• _WHAT YOU HAVE TO DO_
Please set down all the lines beneath this one exactly, without the pictures.
--- START DATASET RECORDS ---
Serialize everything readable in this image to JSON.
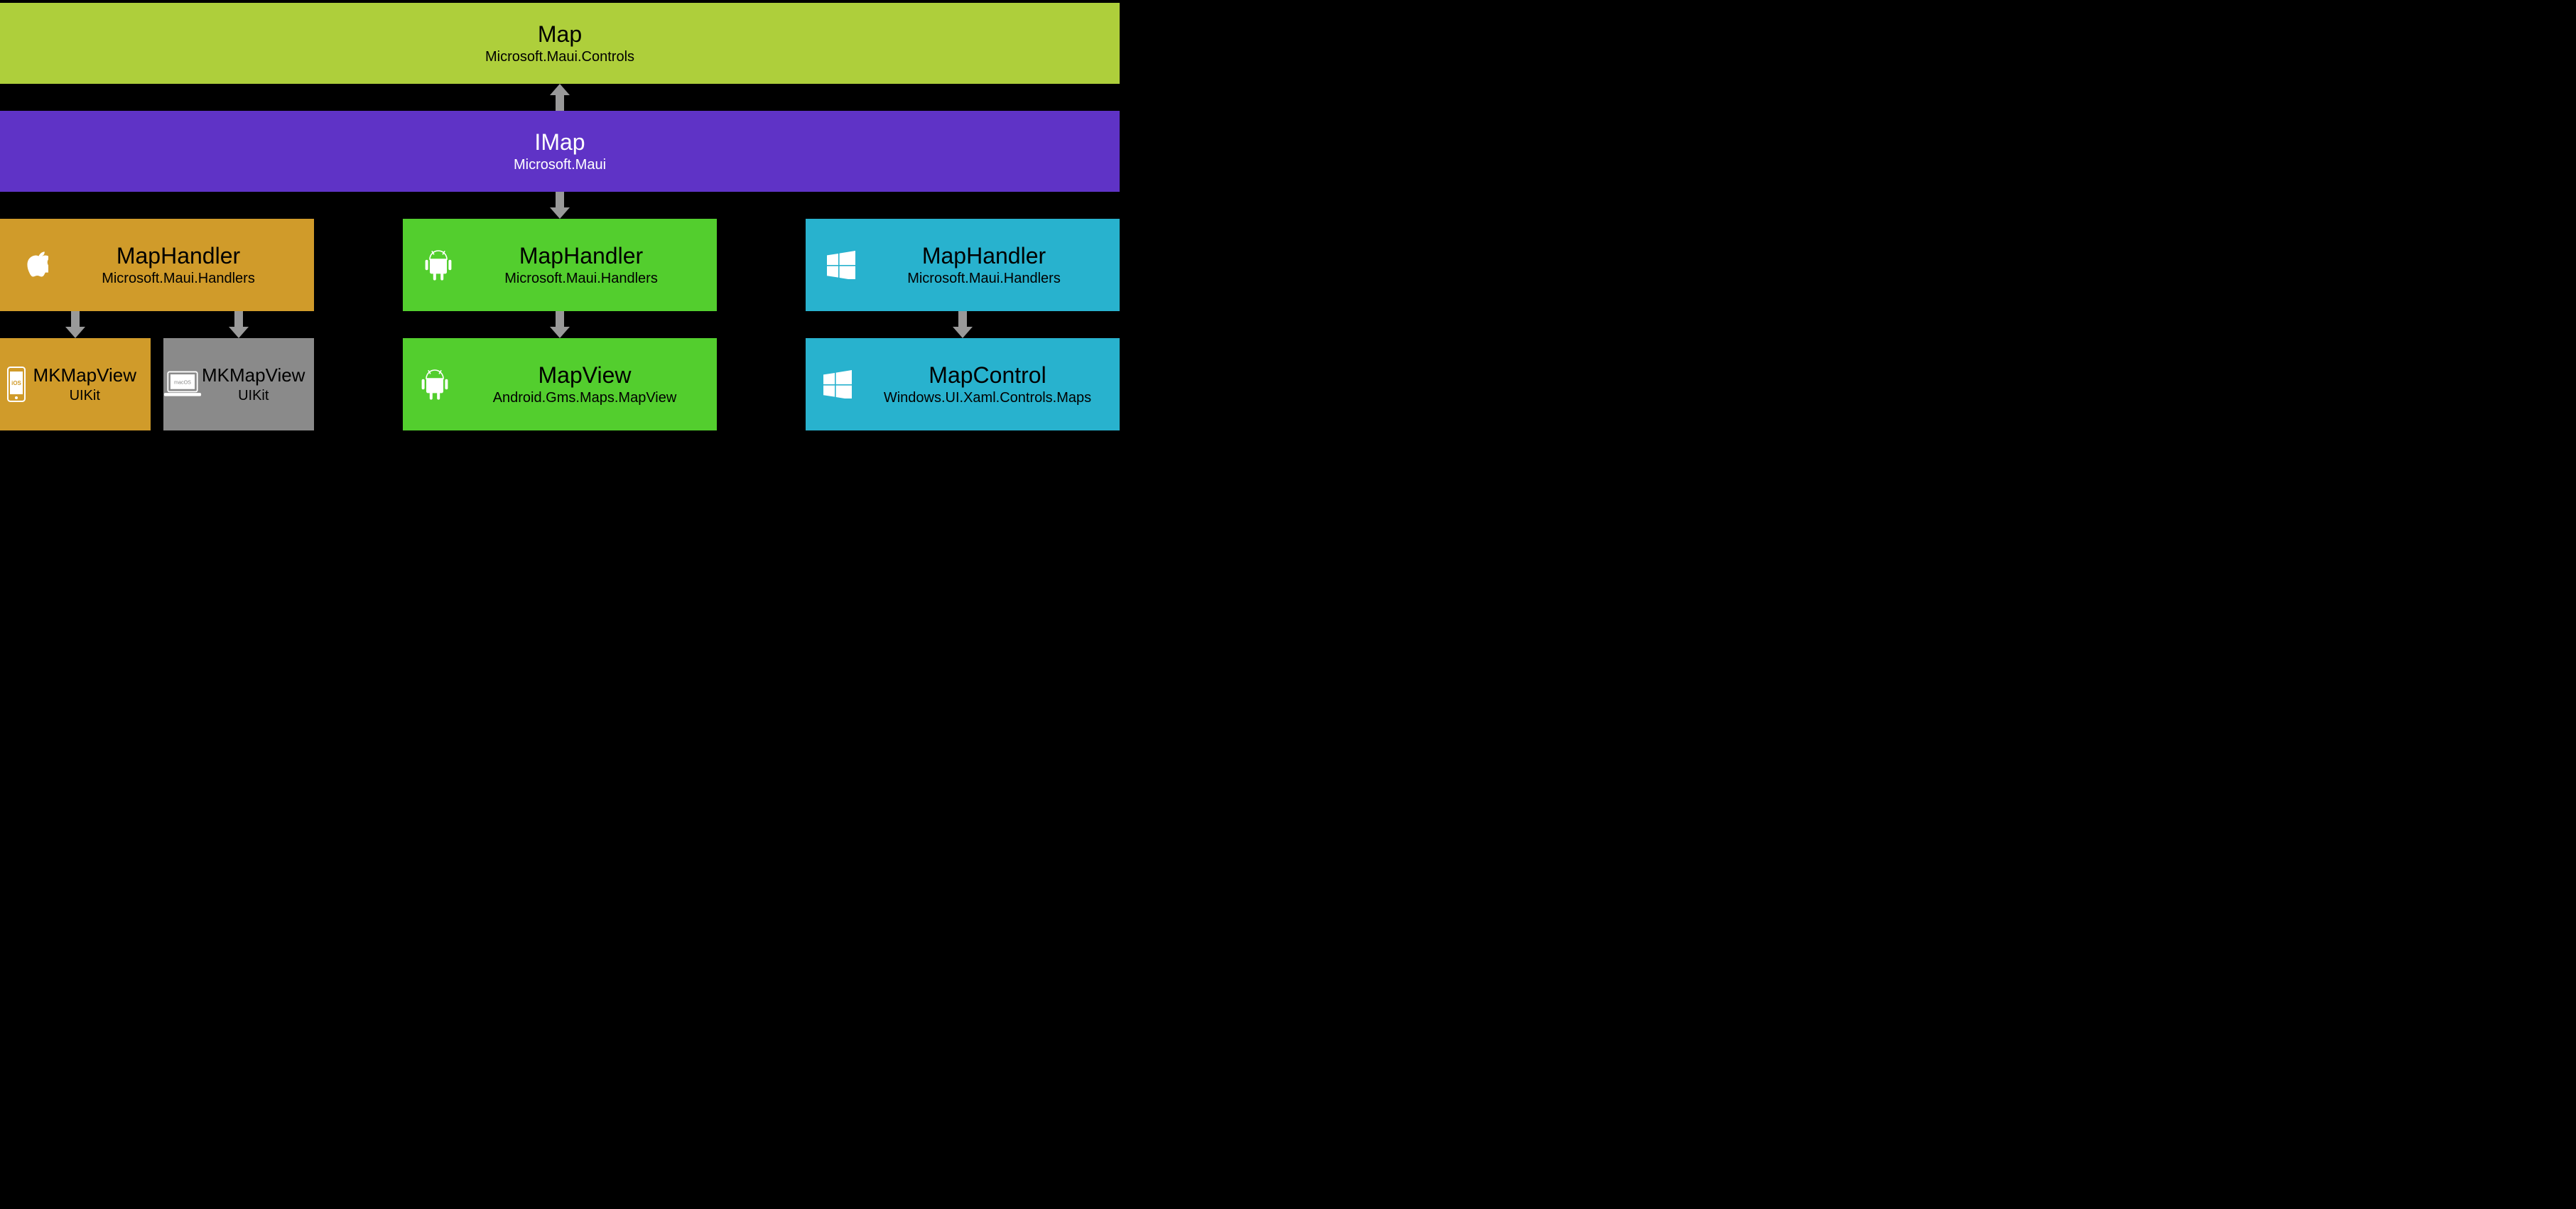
{
  "map": {
    "title": "Map",
    "subtitle": "Microsoft.Maui.Controls"
  },
  "imap": {
    "title": "IMap",
    "subtitle": "Microsoft.Maui"
  },
  "handlers": {
    "apple": {
      "title": "MapHandler",
      "subtitle": "Microsoft.Maui.Handlers",
      "icon": "apple-icon"
    },
    "android": {
      "title": "MapHandler",
      "subtitle": "Microsoft.Maui.Handlers",
      "icon": "android-icon"
    },
    "windows": {
      "title": "MapHandler",
      "subtitle": "Microsoft.Maui.Handlers",
      "icon": "windows-icon"
    }
  },
  "natives": {
    "ios": {
      "title": "MKMapView",
      "subtitle": "UIKit",
      "icon": "ios-phone-icon",
      "badge": "iOS"
    },
    "macos": {
      "title": "MKMapView",
      "subtitle": "UIKit",
      "icon": "macos-laptop-icon",
      "badge": "macOS"
    },
    "android": {
      "title": "MapView",
      "subtitle": "Android.Gms.Maps.MapView",
      "icon": "android-icon"
    },
    "windows": {
      "title": "MapControl",
      "subtitle": "Windows.UI.Xaml.Controls.Maps",
      "icon": "windows-icon"
    }
  },
  "colors": {
    "map": "#aecf3b",
    "imap": "#5f33c6",
    "apple": "#d09b2a",
    "macos": "#8a8a8a",
    "android": "#53ce2e",
    "windows": "#28b2ce",
    "arrow": "#999999"
  }
}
--- END DATASET RECORDS ---
• _THE RESPONSE_
Serialize everything readable in this image to JSON.
{
  "map": {
    "title": "Map",
    "subtitle": "Microsoft.Maui.Controls"
  },
  "imap": {
    "title": "IMap",
    "subtitle": "Microsoft.Maui"
  },
  "handlers": {
    "apple": {
      "title": "MapHandler",
      "subtitle": "Microsoft.Maui.Handlers",
      "icon": "apple-icon"
    },
    "android": {
      "title": "MapHandler",
      "subtitle": "Microsoft.Maui.Handlers",
      "icon": "android-icon"
    },
    "windows": {
      "title": "MapHandler",
      "subtitle": "Microsoft.Maui.Handlers",
      "icon": "windows-icon"
    }
  },
  "natives": {
    "ios": {
      "title": "MKMapView",
      "subtitle": "UIKit",
      "icon": "ios-phone-icon",
      "badge": "iOS"
    },
    "macos": {
      "title": "MKMapView",
      "subtitle": "UIKit",
      "icon": "macos-laptop-icon",
      "badge": "macOS"
    },
    "android": {
      "title": "MapView",
      "subtitle": "Android.Gms.Maps.MapView",
      "icon": "android-icon"
    },
    "windows": {
      "title": "MapControl",
      "subtitle": "Windows.UI.Xaml.Controls.Maps",
      "icon": "windows-icon"
    }
  },
  "colors": {
    "map": "#aecf3b",
    "imap": "#5f33c6",
    "apple": "#d09b2a",
    "macos": "#8a8a8a",
    "android": "#53ce2e",
    "windows": "#28b2ce",
    "arrow": "#999999"
  }
}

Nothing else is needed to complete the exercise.